#### Goal:
Your task is to copy the material exactly.
═══
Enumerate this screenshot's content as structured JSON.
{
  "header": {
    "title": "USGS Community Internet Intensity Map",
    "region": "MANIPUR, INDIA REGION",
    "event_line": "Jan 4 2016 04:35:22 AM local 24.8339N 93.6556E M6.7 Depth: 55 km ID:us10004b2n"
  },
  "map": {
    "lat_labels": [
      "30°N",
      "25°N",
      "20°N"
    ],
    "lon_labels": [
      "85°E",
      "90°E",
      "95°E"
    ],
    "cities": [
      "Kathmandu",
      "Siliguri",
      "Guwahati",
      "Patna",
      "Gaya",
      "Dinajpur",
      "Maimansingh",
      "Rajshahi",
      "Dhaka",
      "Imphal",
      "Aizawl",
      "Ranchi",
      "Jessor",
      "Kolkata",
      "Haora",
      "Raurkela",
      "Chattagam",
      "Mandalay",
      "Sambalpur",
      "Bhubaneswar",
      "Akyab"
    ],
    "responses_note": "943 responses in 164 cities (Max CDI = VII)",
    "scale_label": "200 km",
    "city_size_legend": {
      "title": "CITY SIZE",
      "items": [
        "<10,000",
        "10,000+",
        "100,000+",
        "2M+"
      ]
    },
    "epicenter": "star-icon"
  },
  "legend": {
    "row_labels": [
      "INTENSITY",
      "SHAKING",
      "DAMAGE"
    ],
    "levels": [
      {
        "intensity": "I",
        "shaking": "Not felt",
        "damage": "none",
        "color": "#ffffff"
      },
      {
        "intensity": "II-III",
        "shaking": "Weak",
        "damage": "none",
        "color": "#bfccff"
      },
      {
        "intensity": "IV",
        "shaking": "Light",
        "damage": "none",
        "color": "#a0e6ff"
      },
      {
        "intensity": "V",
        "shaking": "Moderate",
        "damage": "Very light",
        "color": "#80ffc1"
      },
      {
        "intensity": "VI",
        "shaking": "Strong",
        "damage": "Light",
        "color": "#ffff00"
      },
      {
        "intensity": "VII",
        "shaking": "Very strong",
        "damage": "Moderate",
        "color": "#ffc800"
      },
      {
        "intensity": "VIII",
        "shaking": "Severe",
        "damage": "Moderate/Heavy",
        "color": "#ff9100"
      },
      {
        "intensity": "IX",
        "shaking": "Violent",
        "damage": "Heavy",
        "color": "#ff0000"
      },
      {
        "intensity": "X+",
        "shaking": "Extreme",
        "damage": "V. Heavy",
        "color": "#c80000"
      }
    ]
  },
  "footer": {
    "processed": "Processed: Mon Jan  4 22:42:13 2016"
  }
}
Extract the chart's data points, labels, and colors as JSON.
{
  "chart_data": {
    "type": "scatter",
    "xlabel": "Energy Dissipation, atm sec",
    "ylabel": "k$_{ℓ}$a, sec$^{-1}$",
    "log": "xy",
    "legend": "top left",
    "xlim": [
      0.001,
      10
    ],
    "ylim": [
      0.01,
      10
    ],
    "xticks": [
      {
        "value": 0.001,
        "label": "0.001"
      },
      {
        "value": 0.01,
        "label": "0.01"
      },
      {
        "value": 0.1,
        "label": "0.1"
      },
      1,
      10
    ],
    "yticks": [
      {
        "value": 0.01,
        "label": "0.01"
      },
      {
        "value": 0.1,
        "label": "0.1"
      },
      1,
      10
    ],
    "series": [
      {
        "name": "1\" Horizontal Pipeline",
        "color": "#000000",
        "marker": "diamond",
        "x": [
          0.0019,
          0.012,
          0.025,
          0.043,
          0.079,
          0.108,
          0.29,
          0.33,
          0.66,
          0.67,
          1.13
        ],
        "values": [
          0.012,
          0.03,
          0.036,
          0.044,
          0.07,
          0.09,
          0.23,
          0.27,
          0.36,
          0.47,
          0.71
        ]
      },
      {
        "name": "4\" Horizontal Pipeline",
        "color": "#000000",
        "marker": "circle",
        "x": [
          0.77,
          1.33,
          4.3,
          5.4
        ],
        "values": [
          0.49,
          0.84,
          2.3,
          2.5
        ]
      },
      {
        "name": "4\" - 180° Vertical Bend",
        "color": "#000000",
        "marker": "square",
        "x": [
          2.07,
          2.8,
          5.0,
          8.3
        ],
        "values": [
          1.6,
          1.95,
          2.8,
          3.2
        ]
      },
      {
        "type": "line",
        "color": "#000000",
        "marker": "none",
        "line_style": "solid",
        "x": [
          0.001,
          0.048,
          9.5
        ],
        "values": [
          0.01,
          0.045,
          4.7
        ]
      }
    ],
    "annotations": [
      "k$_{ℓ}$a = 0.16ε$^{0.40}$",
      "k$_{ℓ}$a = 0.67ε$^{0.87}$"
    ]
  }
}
═══
#### Exercise answer:
Enumerate this screenshot's content as structured JSON.
{
  "header": {
    "title": "USGS Community Internet Intensity Map",
    "region": "MANIPUR, INDIA REGION",
    "event_line": "Jan 4 2016 04:35:22 AM local 24.8339N 93.6556E M6.7 Depth: 55 km ID:us10004b2n"
  },
  "map": {
    "lat_labels": [
      "30°N",
      "25°N",
      "20°N"
    ],
    "lon_labels": [
      "85°E",
      "90°E",
      "95°E"
    ],
    "cities": [
      "Kathmandu",
      "Siliguri",
      "Guwahati",
      "Patna",
      "Gaya",
      "Dinajpur",
      "Maimansingh",
      "Rajshahi",
      "Dhaka",
      "Imphal",
      "Aizawl",
      "Ranchi",
      "Jessor",
      "Kolkata",
      "Haora",
      "Raurkela",
      "Chattagam",
      "Mandalay",
      "Sambalpur",
      "Bhubaneswar",
      "Akyab"
    ],
    "responses_note": "943 responses in 164 cities (Max CDI = VII)",
    "scale_label": "200 km",
    "city_size_legend": {
      "title": "CITY SIZE",
      "items": [
        "<10,000",
        "10,000+",
        "100,000+",
        "2M+"
      ]
    },
    "epicenter": "star-icon"
  },
  "legend": {
    "row_labels": [
      "INTENSITY",
      "SHAKING",
      "DAMAGE"
    ],
    "levels": [
      {
        "intensity": "I",
        "shaking": "Not felt",
        "damage": "none",
        "color": "#ffffff"
      },
      {
        "intensity": "II-III",
        "shaking": "Weak",
        "damage": "none",
        "color": "#bfccff"
      },
      {
        "intensity": "IV",
        "shaking": "Light",
        "damage": "none",
        "color": "#a0e6ff"
      },
      {
        "intensity": "V",
        "shaking": "Moderate",
        "damage": "Very light",
        "color": "#80ffc1"
      },
      {
        "intensity": "VI",
        "shaking": "Strong",
        "damage": "Light",
        "color": "#ffff00"
      },
      {
        "intensity": "VII",
        "shaking": "Very strong",
        "damage": "Moderate",
        "color": "#ffc800"
      },
      {
        "intensity": "VIII",
        "shaking": "Severe",
        "damage": "Moderate/Heavy",
        "color": "#ff9100"
      },
      {
        "intensity": "IX",
        "shaking": "Violent",
        "damage": "Heavy",
        "color": "#ff0000"
      },
      {
        "intensity": "X+",
        "shaking": "Extreme",
        "damage": "V. Heavy",
        "color": "#c80000"
      }
    ]
  },
  "footer": {
    "processed": "Processed: Mon Jan  4 22:42:13 2016"
  }
}
Extract the chart's data points, labels, and colors as JSON.
{
  "chart_data": {
    "type": "scatter",
    "xlabel": "Energy Dissipation, atm sec",
    "ylabel": "k$_{ℓ}$a, sec$^{-1}$",
    "log": "xy",
    "legend": "top left",
    "xlim": [
      0.001,
      10
    ],
    "ylim": [
      0.01,
      10
    ],
    "xticks": [
      {
        "value": 0.001,
        "label": "0.001"
      },
      {
        "value": 0.01,
        "label": "0.01"
      },
      {
        "value": 0.1,
        "label": "0.1"
      },
      1,
      10
    ],
    "yticks": [
      {
        "value": 0.01,
        "label": "0.01"
      },
      {
        "value": 0.1,
        "label": "0.1"
      },
      1,
      10
    ],
    "series": [
      {
        "name": "1\" Horizontal Pipeline",
        "color": "#000000",
        "marker": "diamond",
        "x": [
          0.0019,
          0.012,
          0.025,
          0.043,
          0.079,
          0.108,
          0.29,
          0.33,
          0.66,
          0.67,
          1.13
        ],
        "values": [
          0.012,
          0.03,
          0.036,
          0.044,
          0.07,
          0.09,
          0.23,
          0.27,
          0.36,
          0.47,
          0.71
        ]
      },
      {
        "name": "4\" Horizontal Pipeline",
        "color": "#000000",
        "marker": "circle",
        "x": [
          0.77,
          1.33,
          4.3,
          5.4
        ],
        "values": [
          0.49,
          0.84,
          2.3,
          2.5
        ]
      },
      {
        "name": "4\" - 180° Vertical Bend",
        "color": "#000000",
        "marker": "square",
        "x": [
          2.07,
          2.8,
          5.0,
          8.3
        ],
        "values": [
          1.6,
          1.95,
          2.8,
          3.2
        ]
      },
      {
        "type": "line",
        "color": "#000000",
        "marker": "none",
        "line_style": "solid",
        "x": [
          0.001,
          0.048,
          9.5
        ],
        "values": [
          0.01,
          0.045,
          4.7
        ]
      }
    ],
    "annotations": [
      "k$_{ℓ}$a = 0.16ε$^{0.40}$",
      "k$_{ℓ}$a = 0.67ε$^{0.87}$"
    ]
  }
}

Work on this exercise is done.